→ **Goal**
Copy out each line of the data that holds the word "Show".

=== Exercise materials ===

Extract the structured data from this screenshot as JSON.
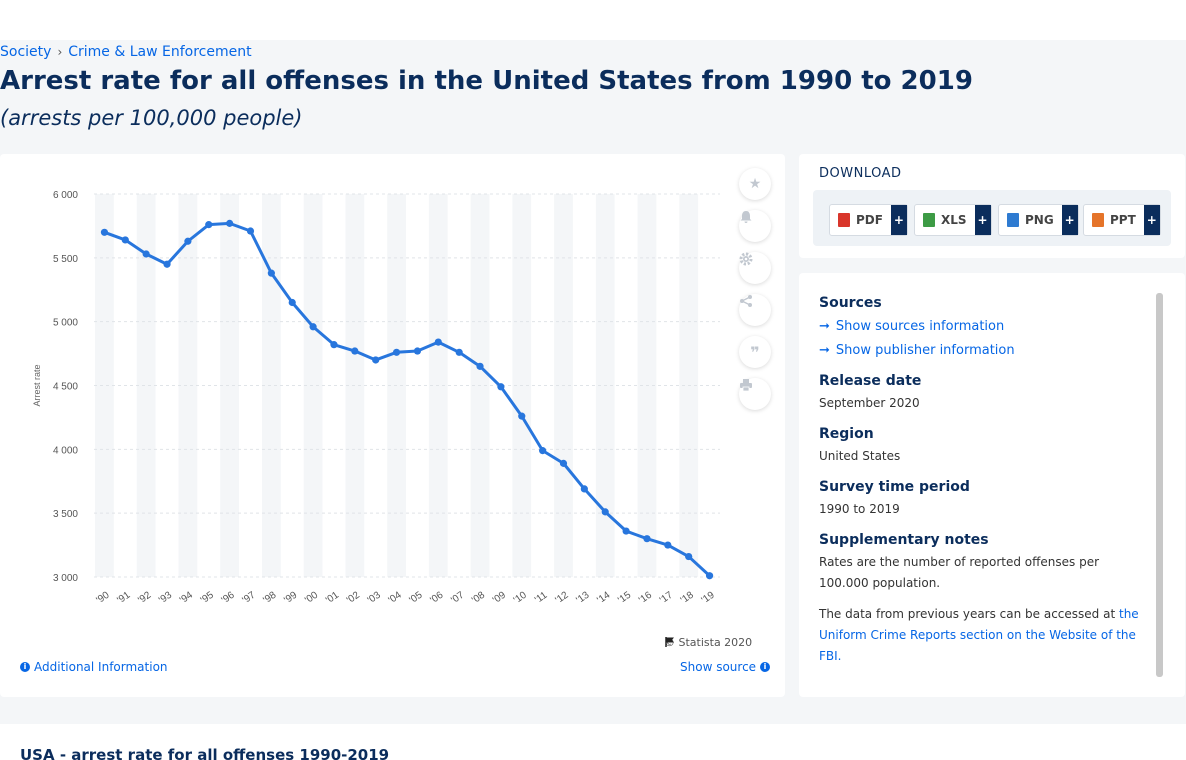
{
  "breadcrumb": {
    "items": [
      "Society",
      "Crime & Law Enforcement"
    ]
  },
  "header": {
    "title": "Arrest rate for all offenses in the United States from 1990 to 2019",
    "subtitle": "(arrests per 100,000 people)"
  },
  "chart_data": {
    "type": "line",
    "xlabel": "",
    "ylabel": "Arrest rate",
    "categories": [
      "'90",
      "'91",
      "'92",
      "'93",
      "'94",
      "'95",
      "'96",
      "'97",
      "'98",
      "'99",
      "'00",
      "'01",
      "'02",
      "'03",
      "'04",
      "'05",
      "'06",
      "'07",
      "'08",
      "'09",
      "'10",
      "'11",
      "'12",
      "'13",
      "'14",
      "'15",
      "'16",
      "'17",
      "'18",
      "'19"
    ],
    "series": [
      {
        "values": [
          5700,
          5640,
          5530,
          5450,
          5630,
          5760,
          5770,
          5710,
          5380,
          5150,
          4960,
          4820,
          4770,
          4700,
          4760,
          4770,
          4840,
          4760,
          4650,
          4490,
          4260,
          3990,
          3890,
          3690,
          3510,
          3360,
          3300,
          3250,
          3160,
          3010
        ]
      }
    ],
    "ylim": [
      3000,
      6000
    ],
    "yticks": [
      3000,
      3500,
      4000,
      4500,
      5000,
      5500,
      6000
    ],
    "ytick_labels": [
      "3 000",
      "3 500",
      "4 000",
      "4 500",
      "5 000",
      "5 500",
      "6 000"
    ],
    "grid": true,
    "color": "#2876dd"
  },
  "chart_footer": {
    "copyright": "© Statista 2020",
    "additional_info": "Additional Information",
    "show_source": "Show source"
  },
  "download": {
    "title": "DOWNLOAD",
    "buttons": [
      {
        "label": "PDF",
        "color": "#d9362b"
      },
      {
        "label": "XLS",
        "color": "#3d9b45"
      },
      {
        "label": "PNG",
        "color": "#2e7bd1"
      },
      {
        "label": "PPT",
        "color": "#e5742a"
      }
    ],
    "plus": "+"
  },
  "info": {
    "sources_heading": "Sources",
    "show_sources": "Show sources information",
    "show_publisher": "Show publisher information",
    "release_heading": "Release date",
    "release_value": "September 2020",
    "region_heading": "Region",
    "region_value": "United States",
    "period_heading": "Survey time period",
    "period_value": "1990 to 2019",
    "notes_heading": "Supplementary notes",
    "notes_value": "Rates are the number of reported offenses per 100.000 population.",
    "notes_more": "The data from previous years can be accessed at",
    "notes_link": "the Uniform Crime Reports section on the Website of the FBI."
  },
  "related": {
    "title": "USA - arrest rate for all offenses 1990-2019"
  }
}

===

→ **Result of this exercise**
    "show_source": "Show source"
    "show_sources": "Show sources information",
    "show_publisher": "Show publisher information",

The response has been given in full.